======== Given records ========
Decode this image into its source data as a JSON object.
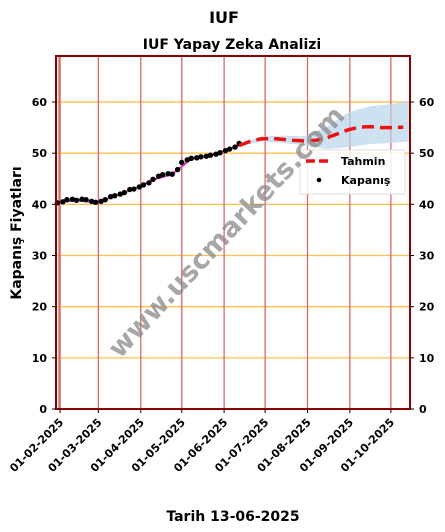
{
  "chart_data": {
    "type": "line",
    "title": "IUF",
    "subtitle": "IUF Yapay Zeka Analizi",
    "xlabel": "Tarih 13-06-2025",
    "ylabel": "Kapanış Fiyatları",
    "watermark": "www.uscmarkets.com",
    "ylim": [
      0,
      69
    ],
    "yticks": [
      0,
      10,
      20,
      30,
      40,
      50,
      60
    ],
    "xlim": [
      "2025-01-29",
      "2025-10-15"
    ],
    "xticks": [
      "01-02-2025",
      "01-03-2025",
      "01-04-2025",
      "01-05-2025",
      "01-06-2025",
      "01-07-2025",
      "01-08-2025",
      "01-09-2025",
      "01-10-2025"
    ],
    "grid": {
      "x": true,
      "y": true,
      "x_color": "#e06666",
      "y_color": "#ffc04d"
    },
    "legend": {
      "position": "right",
      "entries": [
        "Tahmin",
        "Kapanış"
      ]
    },
    "series": [
      {
        "name": "Kapanış",
        "style": "scatter",
        "color": "#000000",
        "x": [
          "2025-01-30",
          "2025-02-03",
          "2025-02-06",
          "2025-02-10",
          "2025-02-13",
          "2025-02-17",
          "2025-02-20",
          "2025-02-24",
          "2025-02-27",
          "2025-03-03",
          "2025-03-06",
          "2025-03-10",
          "2025-03-13",
          "2025-03-17",
          "2025-03-20",
          "2025-03-24",
          "2025-03-27",
          "2025-03-31",
          "2025-04-03",
          "2025-04-07",
          "2025-04-10",
          "2025-04-14",
          "2025-04-17",
          "2025-04-21",
          "2025-04-24",
          "2025-04-28",
          "2025-05-01",
          "2025-05-05",
          "2025-05-08",
          "2025-05-12",
          "2025-05-15",
          "2025-05-19",
          "2025-05-22",
          "2025-05-26",
          "2025-05-29",
          "2025-06-02",
          "2025-06-05",
          "2025-06-09",
          "2025-06-12"
        ],
        "values": [
          40.3,
          40.5,
          40.9,
          41.0,
          40.8,
          41.0,
          40.9,
          40.6,
          40.4,
          40.6,
          40.9,
          41.5,
          41.7,
          42.0,
          42.3,
          42.9,
          43.0,
          43.4,
          43.8,
          44.2,
          44.9,
          45.5,
          45.8,
          46.0,
          45.9,
          46.8,
          48.2,
          48.7,
          49.0,
          49.1,
          49.3,
          49.4,
          49.6,
          49.8,
          50.1,
          50.5,
          50.8,
          51.2,
          51.9
        ]
      },
      {
        "name": "",
        "style": "line",
        "color": "#e033cc",
        "x": [
          "2025-01-30",
          "2025-02-13",
          "2025-02-27",
          "2025-03-13",
          "2025-03-27",
          "2025-04-10",
          "2025-04-24",
          "2025-05-08",
          "2025-05-22",
          "2025-06-05",
          "2025-06-12"
        ],
        "values": [
          40.4,
          40.8,
          40.4,
          41.6,
          43.0,
          44.8,
          45.9,
          48.9,
          49.6,
          50.8,
          51.5
        ]
      },
      {
        "name": "Tahmin",
        "style": "dashed",
        "color": "#ee1111",
        "x": [
          "2025-06-12",
          "2025-06-20",
          "2025-06-28",
          "2025-07-06",
          "2025-07-14",
          "2025-07-22",
          "2025-07-30",
          "2025-08-07",
          "2025-08-15",
          "2025-08-23",
          "2025-08-31",
          "2025-09-08",
          "2025-09-16",
          "2025-09-24",
          "2025-10-02",
          "2025-10-10"
        ],
        "values": [
          51.5,
          52.3,
          52.8,
          52.9,
          52.7,
          52.5,
          52.4,
          52.5,
          53.0,
          53.8,
          54.6,
          55.1,
          55.2,
          55.0,
          55.0,
          55.1
        ]
      },
      {
        "name": "",
        "style": "band",
        "color": "#b8d4ea",
        "x": [
          "2025-06-12",
          "2025-06-28",
          "2025-07-14",
          "2025-07-30",
          "2025-08-15",
          "2025-08-31",
          "2025-09-16",
          "2025-10-02",
          "2025-10-15"
        ],
        "upper": [
          51.7,
          53.3,
          53.4,
          53.3,
          55.2,
          58.0,
          59.2,
          59.6,
          60.3
        ],
        "lower": [
          51.3,
          52.3,
          52.0,
          51.5,
          50.8,
          51.2,
          51.8,
          52.0,
          52.3
        ]
      }
    ]
  }
}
========
▶ _Exercise details_
Reproduce all the entries that precede this task, word for word, minus any pictures.

▶ _Result below_
Decode this image into its source data as a JSON object.
{
  "chart_data": {
    "type": "line",
    "title": "IUF",
    "subtitle": "IUF Yapay Zeka Analizi",
    "xlabel": "Tarih 13-06-2025",
    "ylabel": "Kapanış Fiyatları",
    "watermark": "www.uscmarkets.com",
    "ylim": [
      0,
      69
    ],
    "yticks": [
      0,
      10,
      20,
      30,
      40,
      50,
      60
    ],
    "xlim": [
      "2025-01-29",
      "2025-10-15"
    ],
    "xticks": [
      "01-02-2025",
      "01-03-2025",
      "01-04-2025",
      "01-05-2025",
      "01-06-2025",
      "01-07-2025",
      "01-08-2025",
      "01-09-2025",
      "01-10-2025"
    ],
    "grid": {
      "x": true,
      "y": true,
      "x_color": "#e06666",
      "y_color": "#ffc04d"
    },
    "legend": {
      "position": "right",
      "entries": [
        "Tahmin",
        "Kapanış"
      ]
    },
    "series": [
      {
        "name": "Kapanış",
        "style": "scatter",
        "color": "#000000",
        "x": [
          "2025-01-30",
          "2025-02-03",
          "2025-02-06",
          "2025-02-10",
          "2025-02-13",
          "2025-02-17",
          "2025-02-20",
          "2025-02-24",
          "2025-02-27",
          "2025-03-03",
          "2025-03-06",
          "2025-03-10",
          "2025-03-13",
          "2025-03-17",
          "2025-03-20",
          "2025-03-24",
          "2025-03-27",
          "2025-03-31",
          "2025-04-03",
          "2025-04-07",
          "2025-04-10",
          "2025-04-14",
          "2025-04-17",
          "2025-04-21",
          "2025-04-24",
          "2025-04-28",
          "2025-05-01",
          "2025-05-05",
          "2025-05-08",
          "2025-05-12",
          "2025-05-15",
          "2025-05-19",
          "2025-05-22",
          "2025-05-26",
          "2025-05-29",
          "2025-06-02",
          "2025-06-05",
          "2025-06-09",
          "2025-06-12"
        ],
        "values": [
          40.3,
          40.5,
          40.9,
          41.0,
          40.8,
          41.0,
          40.9,
          40.6,
          40.4,
          40.6,
          40.9,
          41.5,
          41.7,
          42.0,
          42.3,
          42.9,
          43.0,
          43.4,
          43.8,
          44.2,
          44.9,
          45.5,
          45.8,
          46.0,
          45.9,
          46.8,
          48.2,
          48.7,
          49.0,
          49.1,
          49.3,
          49.4,
          49.6,
          49.8,
          50.1,
          50.5,
          50.8,
          51.2,
          51.9
        ]
      },
      {
        "name": "",
        "style": "line",
        "color": "#e033cc",
        "x": [
          "2025-01-30",
          "2025-02-13",
          "2025-02-27",
          "2025-03-13",
          "2025-03-27",
          "2025-04-10",
          "2025-04-24",
          "2025-05-08",
          "2025-05-22",
          "2025-06-05",
          "2025-06-12"
        ],
        "values": [
          40.4,
          40.8,
          40.4,
          41.6,
          43.0,
          44.8,
          45.9,
          48.9,
          49.6,
          50.8,
          51.5
        ]
      },
      {
        "name": "Tahmin",
        "style": "dashed",
        "color": "#ee1111",
        "x": [
          "2025-06-12",
          "2025-06-20",
          "2025-06-28",
          "2025-07-06",
          "2025-07-14",
          "2025-07-22",
          "2025-07-30",
          "2025-08-07",
          "2025-08-15",
          "2025-08-23",
          "2025-08-31",
          "2025-09-08",
          "2025-09-16",
          "2025-09-24",
          "2025-10-02",
          "2025-10-10"
        ],
        "values": [
          51.5,
          52.3,
          52.8,
          52.9,
          52.7,
          52.5,
          52.4,
          52.5,
          53.0,
          53.8,
          54.6,
          55.1,
          55.2,
          55.0,
          55.0,
          55.1
        ]
      },
      {
        "name": "",
        "style": "band",
        "color": "#b8d4ea",
        "x": [
          "2025-06-12",
          "2025-06-28",
          "2025-07-14",
          "2025-07-30",
          "2025-08-15",
          "2025-08-31",
          "2025-09-16",
          "2025-10-02",
          "2025-10-15"
        ],
        "upper": [
          51.7,
          53.3,
          53.4,
          53.3,
          55.2,
          58.0,
          59.2,
          59.6,
          60.3
        ],
        "lower": [
          51.3,
          52.3,
          52.0,
          51.5,
          50.8,
          51.2,
          51.8,
          52.0,
          52.3
        ]
      }
    ]
  }
}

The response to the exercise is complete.